>> Begin

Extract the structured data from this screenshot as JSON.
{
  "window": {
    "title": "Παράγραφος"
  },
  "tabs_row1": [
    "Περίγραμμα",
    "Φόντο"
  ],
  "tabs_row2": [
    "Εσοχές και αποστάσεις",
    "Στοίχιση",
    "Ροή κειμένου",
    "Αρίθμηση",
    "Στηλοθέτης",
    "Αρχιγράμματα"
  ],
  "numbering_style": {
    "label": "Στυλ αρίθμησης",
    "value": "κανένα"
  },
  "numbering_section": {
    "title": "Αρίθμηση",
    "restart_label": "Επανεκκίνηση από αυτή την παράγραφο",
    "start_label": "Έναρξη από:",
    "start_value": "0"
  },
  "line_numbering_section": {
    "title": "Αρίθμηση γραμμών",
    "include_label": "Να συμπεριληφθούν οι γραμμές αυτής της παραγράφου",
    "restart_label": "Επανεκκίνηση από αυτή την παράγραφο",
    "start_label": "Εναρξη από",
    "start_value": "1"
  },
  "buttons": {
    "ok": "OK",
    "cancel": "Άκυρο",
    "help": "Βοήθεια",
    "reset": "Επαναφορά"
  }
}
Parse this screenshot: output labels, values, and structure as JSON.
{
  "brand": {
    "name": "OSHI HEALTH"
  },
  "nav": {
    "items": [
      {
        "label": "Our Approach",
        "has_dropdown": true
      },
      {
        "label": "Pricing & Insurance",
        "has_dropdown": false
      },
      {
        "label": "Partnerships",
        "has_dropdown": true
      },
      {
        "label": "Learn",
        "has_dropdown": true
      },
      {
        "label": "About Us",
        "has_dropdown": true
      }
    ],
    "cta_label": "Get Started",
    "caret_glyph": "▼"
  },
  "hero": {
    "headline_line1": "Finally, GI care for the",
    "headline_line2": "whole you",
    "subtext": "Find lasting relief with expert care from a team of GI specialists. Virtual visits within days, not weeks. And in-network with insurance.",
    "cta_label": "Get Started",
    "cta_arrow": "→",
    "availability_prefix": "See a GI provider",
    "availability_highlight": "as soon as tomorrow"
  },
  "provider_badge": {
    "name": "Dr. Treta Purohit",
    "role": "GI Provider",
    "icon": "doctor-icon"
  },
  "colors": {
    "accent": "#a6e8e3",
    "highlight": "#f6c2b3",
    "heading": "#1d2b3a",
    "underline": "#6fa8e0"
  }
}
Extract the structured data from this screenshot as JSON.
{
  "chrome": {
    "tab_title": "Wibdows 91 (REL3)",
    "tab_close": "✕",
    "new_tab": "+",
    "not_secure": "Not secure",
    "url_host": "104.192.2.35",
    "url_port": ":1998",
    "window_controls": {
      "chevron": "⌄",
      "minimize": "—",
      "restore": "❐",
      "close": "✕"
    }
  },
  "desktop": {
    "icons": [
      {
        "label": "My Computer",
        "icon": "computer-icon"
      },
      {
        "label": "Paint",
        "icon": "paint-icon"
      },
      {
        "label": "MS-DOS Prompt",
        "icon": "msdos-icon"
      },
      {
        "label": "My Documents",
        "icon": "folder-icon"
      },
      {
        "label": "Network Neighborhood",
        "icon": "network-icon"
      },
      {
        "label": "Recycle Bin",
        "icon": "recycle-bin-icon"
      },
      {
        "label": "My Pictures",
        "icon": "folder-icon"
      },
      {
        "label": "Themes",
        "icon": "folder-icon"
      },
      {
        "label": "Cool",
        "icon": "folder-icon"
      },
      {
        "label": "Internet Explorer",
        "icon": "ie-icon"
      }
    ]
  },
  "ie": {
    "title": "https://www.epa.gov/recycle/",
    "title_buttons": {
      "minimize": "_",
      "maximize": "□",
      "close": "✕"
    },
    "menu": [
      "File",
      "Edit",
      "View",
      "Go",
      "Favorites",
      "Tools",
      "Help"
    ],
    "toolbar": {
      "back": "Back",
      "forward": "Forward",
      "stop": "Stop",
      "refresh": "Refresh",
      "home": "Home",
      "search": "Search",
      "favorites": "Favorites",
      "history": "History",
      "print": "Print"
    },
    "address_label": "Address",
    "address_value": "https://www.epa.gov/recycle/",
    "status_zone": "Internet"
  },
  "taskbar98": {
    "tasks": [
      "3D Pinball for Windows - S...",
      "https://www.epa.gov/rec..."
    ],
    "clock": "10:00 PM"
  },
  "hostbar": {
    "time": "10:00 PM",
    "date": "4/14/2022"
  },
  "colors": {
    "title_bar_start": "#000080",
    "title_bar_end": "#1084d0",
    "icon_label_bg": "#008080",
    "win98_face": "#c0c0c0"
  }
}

>> End

Reproduce each entry word for word.

Extract the structured data from this screenshot as JSON.
{
  "window": {
    "title": "Παράγραφος"
  },
  "tabs_row1": [
    "Περίγραμμα",
    "Φόντο"
  ],
  "tabs_row2": [
    "Εσοχές και αποστάσεις",
    "Στοίχιση",
    "Ροή κειμένου",
    "Αρίθμηση",
    "Στηλοθέτης",
    "Αρχιγράμματα"
  ],
  "numbering_style": {
    "label": "Στυλ αρίθμησης",
    "value": "κανένα"
  },
  "numbering_section": {
    "title": "Αρίθμηση",
    "restart_label": "Επανεκκίνηση από αυτή την παράγραφο",
    "start_label": "Έναρξη από:",
    "start_value": "0"
  },
  "line_numbering_section": {
    "title": "Αρίθμηση γραμμών",
    "include_label": "Να συμπεριληφθούν οι γραμμές αυτής της παραγράφου",
    "restart_label": "Επανεκκίνηση από αυτή την παράγραφο",
    "start_label": "Εναρξη από",
    "start_value": "1"
  },
  "buttons": {
    "ok": "OK",
    "cancel": "Άκυρο",
    "help": "Βοήθεια",
    "reset": "Επαναφορά"
  }
}
Parse this screenshot: output labels, values, and structure as JSON.
{
  "brand": {
    "name": "OSHI HEALTH"
  },
  "nav": {
    "items": [
      {
        "label": "Our Approach",
        "has_dropdown": true
      },
      {
        "label": "Pricing & Insurance",
        "has_dropdown": false
      },
      {
        "label": "Partnerships",
        "has_dropdown": true
      },
      {
        "label": "Learn",
        "has_dropdown": true
      },
      {
        "label": "About Us",
        "has_dropdown": true
      }
    ],
    "cta_label": "Get Started",
    "caret_glyph": "▼"
  },
  "hero": {
    "headline_line1": "Finally, GI care for the",
    "headline_line2": "whole you",
    "subtext": "Find lasting relief with expert care from a team of GI specialists. Virtual visits within days, not weeks. And in-network with insurance.",
    "cta_label": "Get Started",
    "cta_arrow": "→",
    "availability_prefix": "See a GI provider",
    "availability_highlight": "as soon as tomorrow"
  },
  "provider_badge": {
    "name": "Dr. Treta Purohit",
    "role": "GI Provider",
    "icon": "doctor-icon"
  },
  "colors": {
    "accent": "#a6e8e3",
    "highlight": "#f6c2b3",
    "heading": "#1d2b3a",
    "underline": "#6fa8e0"
  }
}
Extract the structured data from this screenshot as JSON.
{
  "chrome": {
    "tab_title": "Wibdows 91 (REL3)",
    "tab_close": "✕",
    "new_tab": "+",
    "not_secure": "Not secure",
    "url_host": "104.192.2.35",
    "url_port": ":1998",
    "window_controls": {
      "chevron": "⌄",
      "minimize": "—",
      "restore": "❐",
      "close": "✕"
    }
  },
  "desktop": {
    "icons": [
      {
        "label": "My Computer",
        "icon": "computer-icon"
      },
      {
        "label": "Paint",
        "icon": "paint-icon"
      },
      {
        "label": "MS-DOS Prompt",
        "icon": "msdos-icon"
      },
      {
        "label": "My Documents",
        "icon": "folder-icon"
      },
      {
        "label": "Network Neighborhood",
        "icon": "network-icon"
      },
      {
        "label": "Recycle Bin",
        "icon": "recycle-bin-icon"
      },
      {
        "label": "My Pictures",
        "icon": "folder-icon"
      },
      {
        "label": "Themes",
        "icon": "folder-icon"
      },
      {
        "label": "Cool",
        "icon": "folder-icon"
      },
      {
        "label": "Internet Explorer",
        "icon": "ie-icon"
      }
    ]
  },
  "ie": {
    "title": "https://www.epa.gov/recycle/",
    "title_buttons": {
      "minimize": "_",
      "maximize": "□",
      "close": "✕"
    },
    "menu": [
      "File",
      "Edit",
      "View",
      "Go",
      "Favorites",
      "Tools",
      "Help"
    ],
    "toolbar": {
      "back": "Back",
      "forward": "Forward",
      "stop": "Stop",
      "refresh": "Refresh",
      "home": "Home",
      "search": "Search",
      "favorites": "Favorites",
      "history": "History",
      "print": "Print"
    },
    "address_label": "Address",
    "address_value": "https://www.epa.gov/recycle/",
    "status_zone": "Internet"
  },
  "taskbar98": {
    "tasks": [
      "3D Pinball for Windows - S...",
      "https://www.epa.gov/rec..."
    ],
    "clock": "10:00 PM"
  },
  "hostbar": {
    "time": "10:00 PM",
    "date": "4/14/2022"
  },
  "colors": {
    "title_bar_start": "#000080",
    "title_bar_end": "#1084d0",
    "icon_label_bg": "#008080",
    "win98_face": "#c0c0c0"
  }
}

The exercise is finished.